§ Records to use
* * * *

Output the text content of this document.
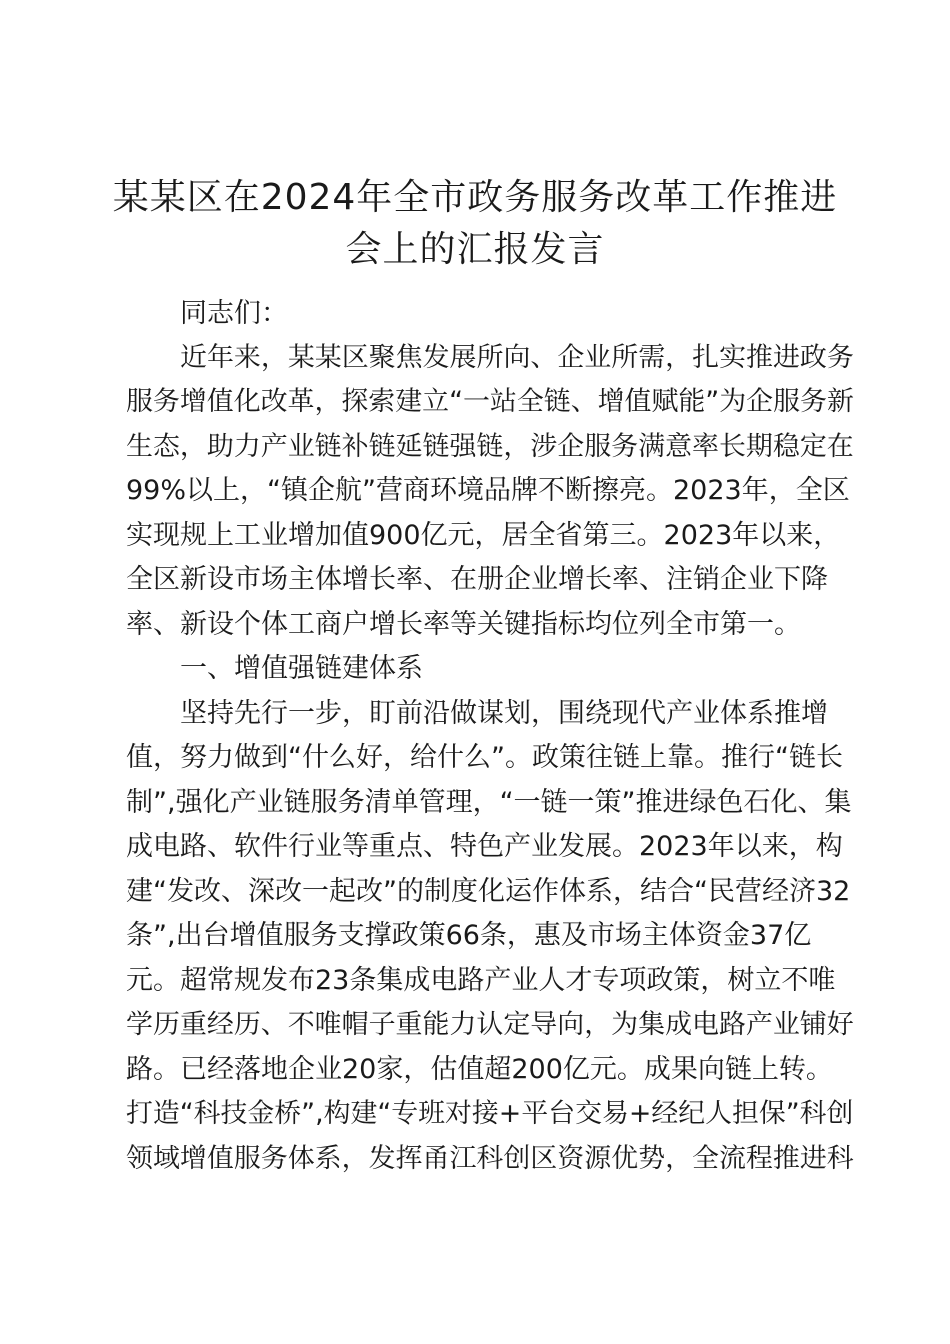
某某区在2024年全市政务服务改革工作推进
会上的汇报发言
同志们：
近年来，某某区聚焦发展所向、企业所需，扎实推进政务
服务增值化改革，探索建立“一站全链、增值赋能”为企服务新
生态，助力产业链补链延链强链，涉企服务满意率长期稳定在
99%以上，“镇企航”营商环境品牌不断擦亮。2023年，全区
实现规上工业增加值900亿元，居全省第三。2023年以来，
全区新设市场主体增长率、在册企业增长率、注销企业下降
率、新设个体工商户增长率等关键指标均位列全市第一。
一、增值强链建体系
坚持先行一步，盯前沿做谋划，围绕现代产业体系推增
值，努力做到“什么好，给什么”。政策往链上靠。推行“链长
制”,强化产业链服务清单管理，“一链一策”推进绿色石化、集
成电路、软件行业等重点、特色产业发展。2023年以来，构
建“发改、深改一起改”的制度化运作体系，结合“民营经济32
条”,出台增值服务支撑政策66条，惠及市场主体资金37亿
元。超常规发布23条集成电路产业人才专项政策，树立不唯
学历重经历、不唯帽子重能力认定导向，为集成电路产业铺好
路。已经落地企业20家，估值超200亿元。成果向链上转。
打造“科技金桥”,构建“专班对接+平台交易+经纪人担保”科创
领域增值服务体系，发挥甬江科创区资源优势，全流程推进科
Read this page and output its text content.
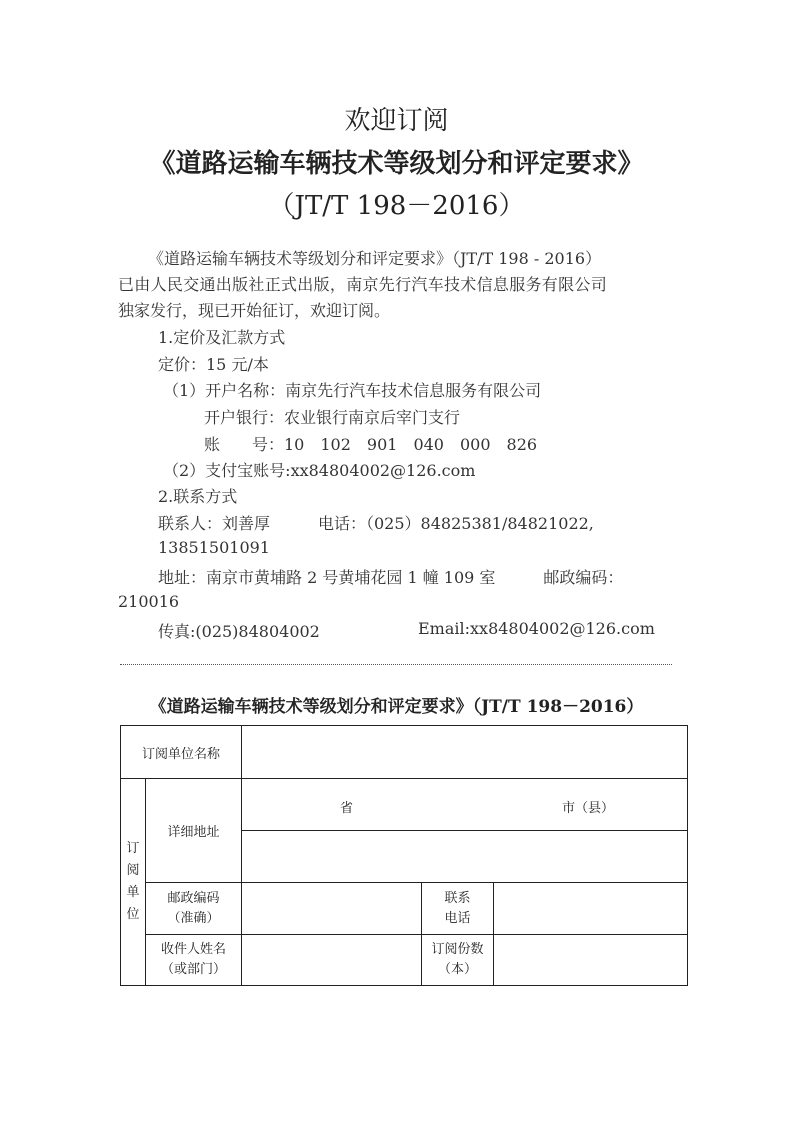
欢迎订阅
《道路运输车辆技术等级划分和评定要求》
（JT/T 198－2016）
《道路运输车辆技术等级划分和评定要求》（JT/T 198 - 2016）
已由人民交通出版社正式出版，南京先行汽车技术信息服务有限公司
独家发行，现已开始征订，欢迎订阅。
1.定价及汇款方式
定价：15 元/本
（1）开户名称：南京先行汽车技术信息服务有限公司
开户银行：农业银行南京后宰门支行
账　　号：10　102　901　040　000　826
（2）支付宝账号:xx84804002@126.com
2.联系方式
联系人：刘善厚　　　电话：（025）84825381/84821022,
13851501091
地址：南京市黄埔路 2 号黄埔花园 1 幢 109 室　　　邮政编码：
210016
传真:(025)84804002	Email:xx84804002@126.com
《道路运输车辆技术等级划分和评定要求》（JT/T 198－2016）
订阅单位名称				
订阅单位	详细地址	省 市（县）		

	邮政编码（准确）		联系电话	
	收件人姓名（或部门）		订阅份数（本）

* * * *

§ Work to do
Where a line of the data holds "邮政编码", show that line.

§ Solution to the exercise
地址：南京市黄埔路 2 号黄埔花园 1 幢 109 室　　　邮政编码：
	邮政编码（准确）		联系电话	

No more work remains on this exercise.